## Written exercise
Copy every one of the rows below word for word, with nothing changed.

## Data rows
+++++

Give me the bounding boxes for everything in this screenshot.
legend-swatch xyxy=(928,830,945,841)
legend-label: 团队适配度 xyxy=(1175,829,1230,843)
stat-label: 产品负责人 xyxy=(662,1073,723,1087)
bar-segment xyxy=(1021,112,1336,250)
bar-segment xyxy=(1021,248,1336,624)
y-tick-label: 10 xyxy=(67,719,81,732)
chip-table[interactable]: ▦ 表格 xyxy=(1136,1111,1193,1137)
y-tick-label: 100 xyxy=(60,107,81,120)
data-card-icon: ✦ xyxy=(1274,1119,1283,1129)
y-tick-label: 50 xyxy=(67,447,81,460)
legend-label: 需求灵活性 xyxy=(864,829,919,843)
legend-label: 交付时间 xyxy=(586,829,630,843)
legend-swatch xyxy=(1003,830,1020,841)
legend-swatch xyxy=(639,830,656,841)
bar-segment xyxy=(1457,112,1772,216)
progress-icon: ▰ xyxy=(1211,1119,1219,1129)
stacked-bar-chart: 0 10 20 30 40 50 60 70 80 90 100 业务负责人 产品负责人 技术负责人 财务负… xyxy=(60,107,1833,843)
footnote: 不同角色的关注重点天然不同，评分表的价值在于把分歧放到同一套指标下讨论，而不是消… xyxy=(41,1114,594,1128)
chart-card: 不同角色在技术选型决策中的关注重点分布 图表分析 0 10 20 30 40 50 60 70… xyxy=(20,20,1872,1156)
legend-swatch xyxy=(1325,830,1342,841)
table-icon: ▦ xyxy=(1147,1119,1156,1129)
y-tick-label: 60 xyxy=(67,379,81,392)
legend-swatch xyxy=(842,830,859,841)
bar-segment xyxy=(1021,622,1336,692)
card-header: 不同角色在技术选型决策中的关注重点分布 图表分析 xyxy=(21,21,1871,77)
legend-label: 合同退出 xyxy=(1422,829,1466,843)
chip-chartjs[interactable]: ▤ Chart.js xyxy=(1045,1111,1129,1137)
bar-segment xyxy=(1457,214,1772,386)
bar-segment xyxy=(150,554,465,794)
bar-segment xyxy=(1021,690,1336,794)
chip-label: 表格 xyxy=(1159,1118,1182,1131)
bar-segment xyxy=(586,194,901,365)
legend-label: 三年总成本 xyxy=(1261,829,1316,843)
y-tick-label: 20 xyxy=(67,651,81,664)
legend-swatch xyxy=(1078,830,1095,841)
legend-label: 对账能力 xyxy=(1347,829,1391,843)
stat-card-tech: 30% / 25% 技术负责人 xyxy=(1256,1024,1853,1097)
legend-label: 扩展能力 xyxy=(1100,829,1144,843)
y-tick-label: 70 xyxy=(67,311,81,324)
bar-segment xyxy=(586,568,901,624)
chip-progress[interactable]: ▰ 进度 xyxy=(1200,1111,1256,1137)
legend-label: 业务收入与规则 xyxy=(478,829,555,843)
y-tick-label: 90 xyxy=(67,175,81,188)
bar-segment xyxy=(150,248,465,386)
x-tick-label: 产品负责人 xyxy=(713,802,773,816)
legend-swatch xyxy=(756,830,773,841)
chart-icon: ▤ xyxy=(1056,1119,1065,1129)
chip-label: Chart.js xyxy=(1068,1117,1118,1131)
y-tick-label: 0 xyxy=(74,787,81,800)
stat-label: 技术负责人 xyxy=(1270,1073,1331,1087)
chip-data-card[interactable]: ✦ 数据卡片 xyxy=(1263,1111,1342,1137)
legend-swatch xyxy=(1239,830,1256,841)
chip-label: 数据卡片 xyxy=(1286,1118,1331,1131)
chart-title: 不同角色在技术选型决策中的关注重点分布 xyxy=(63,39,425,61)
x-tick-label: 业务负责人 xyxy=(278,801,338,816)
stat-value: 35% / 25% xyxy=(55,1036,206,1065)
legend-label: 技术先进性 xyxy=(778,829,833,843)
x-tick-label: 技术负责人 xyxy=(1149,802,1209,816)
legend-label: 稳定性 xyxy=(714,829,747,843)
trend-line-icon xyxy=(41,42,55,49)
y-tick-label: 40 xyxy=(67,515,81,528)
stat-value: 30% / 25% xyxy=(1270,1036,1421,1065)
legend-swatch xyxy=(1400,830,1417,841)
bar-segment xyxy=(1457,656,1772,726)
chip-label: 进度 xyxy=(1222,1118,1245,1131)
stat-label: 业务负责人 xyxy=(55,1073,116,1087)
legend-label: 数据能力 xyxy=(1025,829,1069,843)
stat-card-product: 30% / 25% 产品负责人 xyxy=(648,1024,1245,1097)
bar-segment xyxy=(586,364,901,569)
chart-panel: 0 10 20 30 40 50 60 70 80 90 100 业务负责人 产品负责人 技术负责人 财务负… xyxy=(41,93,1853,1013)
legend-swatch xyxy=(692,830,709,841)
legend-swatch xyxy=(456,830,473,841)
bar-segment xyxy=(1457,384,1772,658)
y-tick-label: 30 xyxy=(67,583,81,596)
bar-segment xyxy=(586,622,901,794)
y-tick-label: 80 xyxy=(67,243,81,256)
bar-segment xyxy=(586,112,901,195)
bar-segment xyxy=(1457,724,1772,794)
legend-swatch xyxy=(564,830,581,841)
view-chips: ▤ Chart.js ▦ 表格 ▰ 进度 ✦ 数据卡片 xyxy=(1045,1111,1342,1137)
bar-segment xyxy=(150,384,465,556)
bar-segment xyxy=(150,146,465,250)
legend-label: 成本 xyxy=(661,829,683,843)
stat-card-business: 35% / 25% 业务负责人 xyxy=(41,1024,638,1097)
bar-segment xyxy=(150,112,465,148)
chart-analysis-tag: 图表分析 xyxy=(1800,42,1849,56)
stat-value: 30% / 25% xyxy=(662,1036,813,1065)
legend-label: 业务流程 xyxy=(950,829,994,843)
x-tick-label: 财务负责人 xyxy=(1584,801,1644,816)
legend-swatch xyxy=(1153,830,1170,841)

+++++

## Solution for this exercise
Give me the bounding boxes for everything in this screenshot.
legend-swatch xyxy=(928,830,945,841)
legend-label: 团队适配度 xyxy=(1175,829,1230,843)
stat-label: 产品负责人 xyxy=(662,1073,723,1087)
bar-segment xyxy=(1021,112,1336,250)
bar-segment xyxy=(1021,248,1336,624)
y-tick-label: 10 xyxy=(67,719,81,732)
chip-table[interactable]: ▦ 表格 xyxy=(1136,1111,1193,1137)
y-tick-label: 100 xyxy=(60,107,81,120)
data-card-icon: ✦ xyxy=(1274,1119,1283,1129)
y-tick-label: 50 xyxy=(67,447,81,460)
legend-label: 需求灵活性 xyxy=(864,829,919,843)
legend-label: 交付时间 xyxy=(586,829,630,843)
legend-swatch xyxy=(1003,830,1020,841)
legend-swatch xyxy=(639,830,656,841)
bar-segment xyxy=(1457,112,1772,216)
progress-icon: ▰ xyxy=(1211,1119,1219,1129)
stacked-bar-chart: 0 10 20 30 40 50 60 70 80 90 100 业务负责人 产品负责人 技术负责人 财务负… xyxy=(60,107,1833,843)
footnote: 不同角色的关注重点天然不同，评分表的价值在于把分歧放到同一套指标下讨论，而不是消… xyxy=(41,1114,594,1128)
chart-card: 不同角色在技术选型决策中的关注重点分布 图表分析 0 10 20 30 40 50 60 70… xyxy=(20,20,1872,1156)
legend-swatch xyxy=(1325,830,1342,841)
table-icon: ▦ xyxy=(1147,1119,1156,1129)
y-tick-label: 60 xyxy=(67,379,81,392)
legend-swatch xyxy=(842,830,859,841)
bar-segment xyxy=(1021,622,1336,692)
card-header: 不同角色在技术选型决策中的关注重点分布 图表分析 xyxy=(21,21,1871,77)
legend-label: 合同退出 xyxy=(1422,829,1466,843)
chip-chartjs[interactable]: ▤ Chart.js xyxy=(1045,1111,1129,1137)
bar-segment xyxy=(1457,214,1772,386)
bar-segment xyxy=(150,554,465,794)
bar-segment xyxy=(1021,690,1336,794)
chip-label: 表格 xyxy=(1159,1118,1182,1131)
bar-segment xyxy=(586,194,901,365)
legend-label: 三年总成本 xyxy=(1261,829,1316,843)
y-tick-label: 20 xyxy=(67,651,81,664)
legend-swatch xyxy=(1078,830,1095,841)
legend-label: 对账能力 xyxy=(1347,829,1391,843)
stat-card-tech: 30% / 25% 技术负责人 xyxy=(1256,1024,1853,1097)
legend-label: 扩展能力 xyxy=(1100,829,1144,843)
y-tick-label: 70 xyxy=(67,311,81,324)
bar-segment xyxy=(586,568,901,624)
chip-progress[interactable]: ▰ 进度 xyxy=(1200,1111,1256,1137)
legend-label: 业务收入与规则 xyxy=(478,829,555,843)
y-tick-label: 90 xyxy=(67,175,81,188)
bar-segment xyxy=(150,248,465,386)
x-tick-label: 产品负责人 xyxy=(713,802,773,816)
legend-swatch xyxy=(756,830,773,841)
chart-icon: ▤ xyxy=(1056,1119,1065,1129)
chip-label: Chart.js xyxy=(1068,1117,1118,1131)
y-tick-label: 0 xyxy=(74,787,81,800)
stat-label: 技术负责人 xyxy=(1270,1073,1331,1087)
chip-data-card[interactable]: ✦ 数据卡片 xyxy=(1263,1111,1342,1137)
legend-swatch xyxy=(1239,830,1256,841)
chip-label: 数据卡片 xyxy=(1286,1118,1331,1131)
chart-title: 不同角色在技术选型决策中的关注重点分布 xyxy=(63,39,425,61)
x-tick-label: 业务负责人 xyxy=(278,801,338,816)
stat-value: 35% / 25% xyxy=(55,1036,206,1065)
legend-label: 技术先进性 xyxy=(778,829,833,843)
x-tick-label: 技术负责人 xyxy=(1149,802,1209,816)
legend-label: 稳定性 xyxy=(714,829,747,843)
trend-line-icon xyxy=(41,42,55,49)
y-tick-label: 40 xyxy=(67,515,81,528)
stat-value: 30% / 25% xyxy=(1270,1036,1421,1065)
legend-swatch xyxy=(1400,830,1417,841)
bar-segment xyxy=(1457,656,1772,726)
chip-label: 进度 xyxy=(1222,1118,1245,1131)
stat-label: 业务负责人 xyxy=(55,1073,116,1087)
legend-label: 数据能力 xyxy=(1025,829,1069,843)
stat-card-product: 30% / 25% 产品负责人 xyxy=(648,1024,1245,1097)
bar-segment xyxy=(586,364,901,569)
chart-panel: 0 10 20 30 40 50 60 70 80 90 100 业务负责人 产品负责人 技术负责人 财务负… xyxy=(41,93,1853,1013)
legend-swatch xyxy=(692,830,709,841)
legend-swatch xyxy=(456,830,473,841)
bar-segment xyxy=(1457,384,1772,658)
y-tick-label: 30 xyxy=(67,583,81,596)
bar-segment xyxy=(586,622,901,794)
y-tick-label: 80 xyxy=(67,243,81,256)
bar-segment xyxy=(586,112,901,195)
bar-segment xyxy=(1457,724,1772,794)
legend-swatch xyxy=(564,830,581,841)
view-chips: ▤ Chart.js ▦ 表格 ▰ 进度 ✦ 数据卡片 xyxy=(1045,1111,1342,1137)
bar-segment xyxy=(150,384,465,556)
bar-segment xyxy=(150,146,465,250)
legend-label: 成本 xyxy=(661,829,683,843)
stat-card-business: 35% / 25% 业务负责人 xyxy=(41,1024,638,1097)
bar-segment xyxy=(150,112,465,148)
chart-analysis-tag: 图表分析 xyxy=(1800,42,1849,56)
stat-value: 30% / 25% xyxy=(662,1036,813,1065)
legend-label: 业务流程 xyxy=(950,829,994,843)
x-tick-label: 财务负责人 xyxy=(1584,801,1644,816)
legend-swatch xyxy=(1153,830,1170,841)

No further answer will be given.